▶ **Exercise**
Gather up all lines that carry the word "name".

====== Extracted material ======

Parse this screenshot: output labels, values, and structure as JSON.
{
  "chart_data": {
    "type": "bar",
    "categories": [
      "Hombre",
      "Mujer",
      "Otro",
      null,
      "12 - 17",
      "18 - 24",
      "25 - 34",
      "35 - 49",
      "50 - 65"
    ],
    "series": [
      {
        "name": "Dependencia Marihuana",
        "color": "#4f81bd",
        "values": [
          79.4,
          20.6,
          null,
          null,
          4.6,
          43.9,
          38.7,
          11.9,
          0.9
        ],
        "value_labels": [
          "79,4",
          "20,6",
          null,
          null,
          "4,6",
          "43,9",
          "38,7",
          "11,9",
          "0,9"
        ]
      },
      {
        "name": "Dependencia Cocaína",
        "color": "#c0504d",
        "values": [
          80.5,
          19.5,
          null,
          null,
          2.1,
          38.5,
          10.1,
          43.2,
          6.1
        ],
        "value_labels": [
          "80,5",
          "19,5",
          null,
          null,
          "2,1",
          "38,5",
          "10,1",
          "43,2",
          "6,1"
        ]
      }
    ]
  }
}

======

▶ **Exercise result**
        "name": "Dependencia Marihuana",
        "name": "Dependencia Cocaína",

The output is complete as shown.